(Figure record listings)
§ §

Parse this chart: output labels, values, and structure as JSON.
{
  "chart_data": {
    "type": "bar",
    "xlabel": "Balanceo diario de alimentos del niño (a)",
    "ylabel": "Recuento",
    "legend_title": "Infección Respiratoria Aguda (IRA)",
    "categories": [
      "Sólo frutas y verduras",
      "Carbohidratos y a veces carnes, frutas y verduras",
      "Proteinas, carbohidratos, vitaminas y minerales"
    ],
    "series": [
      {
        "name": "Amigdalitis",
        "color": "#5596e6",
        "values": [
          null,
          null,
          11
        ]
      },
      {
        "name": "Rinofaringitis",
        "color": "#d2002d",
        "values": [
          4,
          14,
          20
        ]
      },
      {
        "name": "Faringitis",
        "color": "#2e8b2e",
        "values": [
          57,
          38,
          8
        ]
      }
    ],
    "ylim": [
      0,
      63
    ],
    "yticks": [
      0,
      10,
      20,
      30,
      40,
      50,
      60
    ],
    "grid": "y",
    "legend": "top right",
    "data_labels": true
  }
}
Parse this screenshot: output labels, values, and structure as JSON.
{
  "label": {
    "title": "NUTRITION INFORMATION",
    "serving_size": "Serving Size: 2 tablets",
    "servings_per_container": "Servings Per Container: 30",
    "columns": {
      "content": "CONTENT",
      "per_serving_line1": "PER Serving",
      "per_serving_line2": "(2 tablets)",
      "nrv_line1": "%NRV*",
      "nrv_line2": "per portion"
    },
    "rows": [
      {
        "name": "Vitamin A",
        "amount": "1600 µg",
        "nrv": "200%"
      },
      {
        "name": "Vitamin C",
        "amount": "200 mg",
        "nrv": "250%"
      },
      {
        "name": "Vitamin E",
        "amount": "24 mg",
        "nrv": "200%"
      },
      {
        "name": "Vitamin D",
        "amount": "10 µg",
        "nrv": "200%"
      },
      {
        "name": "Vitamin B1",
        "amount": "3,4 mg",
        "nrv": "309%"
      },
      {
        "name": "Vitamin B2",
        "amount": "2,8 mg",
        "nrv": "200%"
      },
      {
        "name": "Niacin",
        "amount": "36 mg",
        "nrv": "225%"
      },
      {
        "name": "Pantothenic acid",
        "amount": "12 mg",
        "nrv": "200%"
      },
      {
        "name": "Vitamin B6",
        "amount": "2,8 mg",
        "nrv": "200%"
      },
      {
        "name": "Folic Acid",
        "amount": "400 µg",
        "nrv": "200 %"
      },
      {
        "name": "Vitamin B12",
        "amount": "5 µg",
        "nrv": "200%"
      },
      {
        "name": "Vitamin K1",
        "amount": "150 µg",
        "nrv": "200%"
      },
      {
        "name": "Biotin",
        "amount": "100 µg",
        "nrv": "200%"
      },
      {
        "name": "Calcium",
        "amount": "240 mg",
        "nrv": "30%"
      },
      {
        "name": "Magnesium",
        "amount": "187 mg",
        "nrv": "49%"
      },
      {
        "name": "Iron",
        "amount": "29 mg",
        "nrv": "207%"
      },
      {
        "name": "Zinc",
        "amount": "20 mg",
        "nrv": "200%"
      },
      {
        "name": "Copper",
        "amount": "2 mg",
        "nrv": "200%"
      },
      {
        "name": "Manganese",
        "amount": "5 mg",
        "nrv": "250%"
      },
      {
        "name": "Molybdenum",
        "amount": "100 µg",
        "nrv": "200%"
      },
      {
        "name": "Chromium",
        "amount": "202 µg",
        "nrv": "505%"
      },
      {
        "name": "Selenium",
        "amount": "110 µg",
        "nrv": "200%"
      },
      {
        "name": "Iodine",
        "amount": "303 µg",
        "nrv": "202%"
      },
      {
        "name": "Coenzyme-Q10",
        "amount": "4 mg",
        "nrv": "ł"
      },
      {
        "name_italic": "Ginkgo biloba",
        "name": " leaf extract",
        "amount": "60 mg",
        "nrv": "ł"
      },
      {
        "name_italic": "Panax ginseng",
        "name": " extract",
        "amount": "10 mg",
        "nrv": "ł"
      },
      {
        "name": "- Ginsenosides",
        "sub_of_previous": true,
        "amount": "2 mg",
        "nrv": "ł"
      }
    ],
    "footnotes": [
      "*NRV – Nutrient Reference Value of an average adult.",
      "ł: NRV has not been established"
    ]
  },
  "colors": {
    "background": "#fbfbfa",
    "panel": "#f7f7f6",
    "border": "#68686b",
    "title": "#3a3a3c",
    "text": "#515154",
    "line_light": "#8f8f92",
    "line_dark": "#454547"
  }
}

§ §

[About this task]
On how many lines of the data does the word "true" appear? Only the number is wanted.

[Result]
2